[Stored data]
○ ○ ○ ○ ○ ○ ○

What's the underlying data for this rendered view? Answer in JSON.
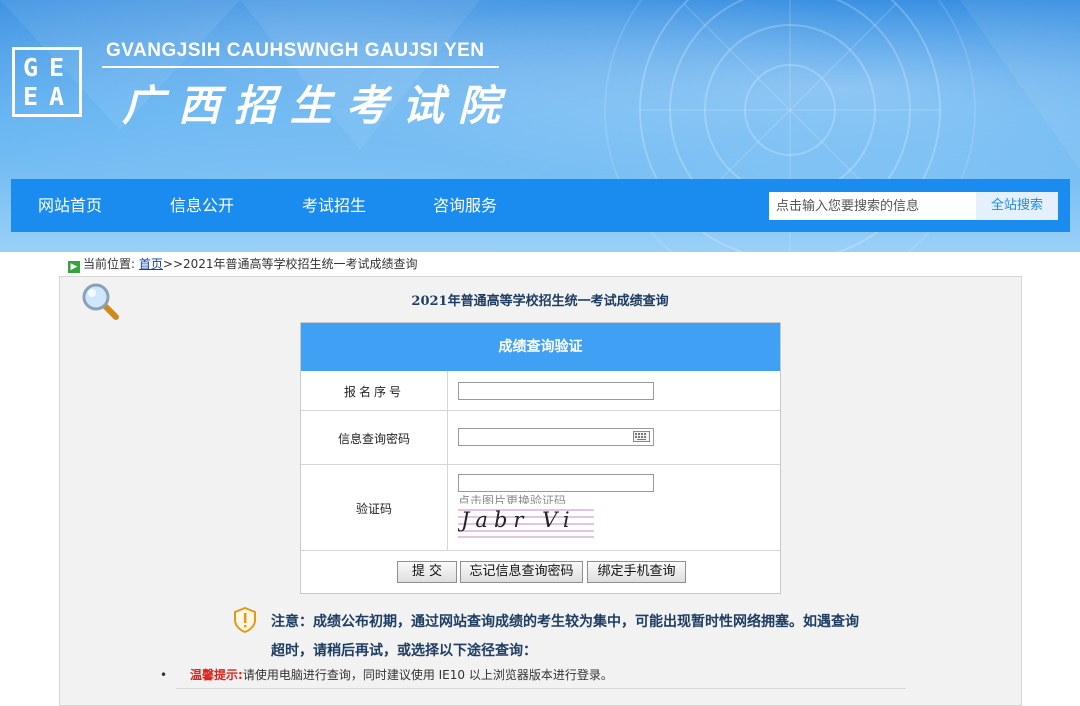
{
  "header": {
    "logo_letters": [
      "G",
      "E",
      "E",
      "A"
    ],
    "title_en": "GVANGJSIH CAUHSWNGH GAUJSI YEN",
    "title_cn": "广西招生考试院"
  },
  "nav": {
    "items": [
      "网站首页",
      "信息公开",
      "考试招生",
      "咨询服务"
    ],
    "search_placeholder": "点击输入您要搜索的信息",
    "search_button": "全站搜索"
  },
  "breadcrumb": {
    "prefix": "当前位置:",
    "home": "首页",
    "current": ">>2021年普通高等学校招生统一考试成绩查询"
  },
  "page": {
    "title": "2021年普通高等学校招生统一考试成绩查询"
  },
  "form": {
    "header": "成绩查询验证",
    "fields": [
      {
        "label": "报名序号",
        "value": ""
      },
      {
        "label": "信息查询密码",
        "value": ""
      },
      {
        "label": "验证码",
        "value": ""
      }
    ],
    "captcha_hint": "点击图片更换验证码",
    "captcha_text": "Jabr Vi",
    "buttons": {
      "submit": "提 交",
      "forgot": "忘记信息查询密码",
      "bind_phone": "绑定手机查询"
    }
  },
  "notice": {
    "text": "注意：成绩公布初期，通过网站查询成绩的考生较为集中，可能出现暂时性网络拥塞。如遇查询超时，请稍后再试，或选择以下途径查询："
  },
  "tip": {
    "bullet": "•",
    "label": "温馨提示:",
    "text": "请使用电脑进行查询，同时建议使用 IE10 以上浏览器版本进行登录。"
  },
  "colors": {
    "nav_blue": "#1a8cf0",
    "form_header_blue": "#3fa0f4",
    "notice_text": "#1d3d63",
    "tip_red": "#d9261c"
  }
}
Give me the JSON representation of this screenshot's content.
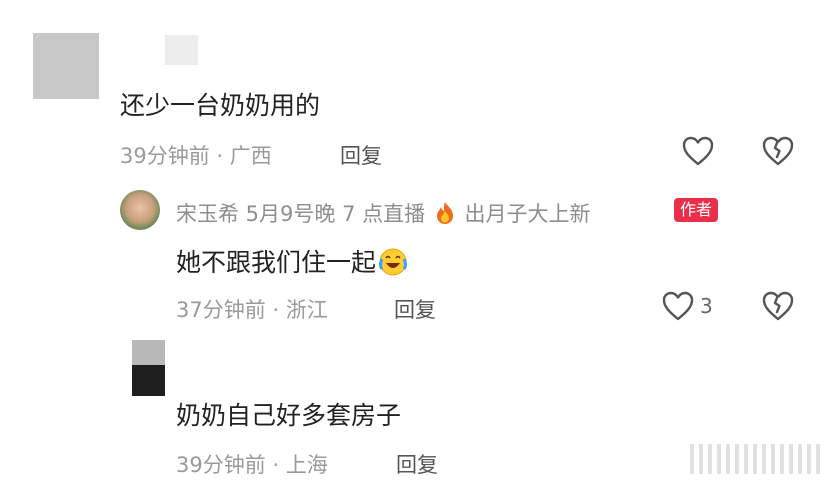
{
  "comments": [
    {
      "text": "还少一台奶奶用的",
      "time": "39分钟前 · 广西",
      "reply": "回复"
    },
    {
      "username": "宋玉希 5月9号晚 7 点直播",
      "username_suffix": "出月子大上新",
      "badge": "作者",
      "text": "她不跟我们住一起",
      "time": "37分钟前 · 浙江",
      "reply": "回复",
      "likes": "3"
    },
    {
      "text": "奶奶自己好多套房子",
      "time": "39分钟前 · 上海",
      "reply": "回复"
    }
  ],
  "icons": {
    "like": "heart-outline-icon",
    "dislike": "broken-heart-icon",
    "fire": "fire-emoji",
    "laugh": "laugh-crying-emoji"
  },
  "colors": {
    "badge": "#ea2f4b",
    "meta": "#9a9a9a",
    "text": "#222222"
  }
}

○ ○ ○ ○ ○ ○ ○

STATED GOAL = Return each line that includes "emoji".

SOLUTION TO THIS PROBLEM =
    "fire": "fire-emoji",
    "laugh": "laugh-crying-emoji"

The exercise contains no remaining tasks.